Reproduce the entries below in full, word for word.

Figure record listings:
· · · ·

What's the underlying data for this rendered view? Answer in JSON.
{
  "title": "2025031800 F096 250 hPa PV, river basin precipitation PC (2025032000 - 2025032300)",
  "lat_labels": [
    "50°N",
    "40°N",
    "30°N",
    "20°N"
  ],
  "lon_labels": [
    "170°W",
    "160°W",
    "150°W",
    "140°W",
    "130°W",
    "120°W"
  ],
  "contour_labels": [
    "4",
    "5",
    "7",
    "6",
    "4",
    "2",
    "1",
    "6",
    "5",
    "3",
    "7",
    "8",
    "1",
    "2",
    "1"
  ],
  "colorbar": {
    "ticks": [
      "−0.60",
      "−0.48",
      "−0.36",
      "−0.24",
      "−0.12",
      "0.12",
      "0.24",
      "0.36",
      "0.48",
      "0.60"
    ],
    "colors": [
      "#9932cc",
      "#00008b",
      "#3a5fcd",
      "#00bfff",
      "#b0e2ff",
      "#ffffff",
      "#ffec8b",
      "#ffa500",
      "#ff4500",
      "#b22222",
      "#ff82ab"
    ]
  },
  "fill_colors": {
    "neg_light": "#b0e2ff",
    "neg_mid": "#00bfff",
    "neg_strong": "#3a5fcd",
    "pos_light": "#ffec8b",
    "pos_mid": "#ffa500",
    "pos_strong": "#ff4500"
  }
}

· · · ·

■ CORRECT RESULT
What's the underlying data for this rendered view? Answer in JSON.
{
  "title": "2025031800 F096 250 hPa PV, river basin precipitation PC (2025032000 - 2025032300)",
  "lat_labels": [
    "50°N",
    "40°N",
    "30°N",
    "20°N"
  ],
  "lon_labels": [
    "170°W",
    "160°W",
    "150°W",
    "140°W",
    "130°W",
    "120°W"
  ],
  "contour_labels": [
    "4",
    "5",
    "7",
    "6",
    "4",
    "2",
    "1",
    "6",
    "5",
    "3",
    "7",
    "8",
    "1",
    "2",
    "1"
  ],
  "colorbar": {
    "ticks": [
      "−0.60",
      "−0.48",
      "−0.36",
      "−0.24",
      "−0.12",
      "0.12",
      "0.24",
      "0.36",
      "0.48",
      "0.60"
    ],
    "colors": [
      "#9932cc",
      "#00008b",
      "#3a5fcd",
      "#00bfff",
      "#b0e2ff",
      "#ffffff",
      "#ffec8b",
      "#ffa500",
      "#ff4500",
      "#b22222",
      "#ff82ab"
    ]
  },
  "fill_colors": {
    "neg_light": "#b0e2ff",
    "neg_mid": "#00bfff",
    "neg_strong": "#3a5fcd",
    "pos_light": "#ffec8b",
    "pos_mid": "#ffa500",
    "pos_strong": "#ff4500"
  }
}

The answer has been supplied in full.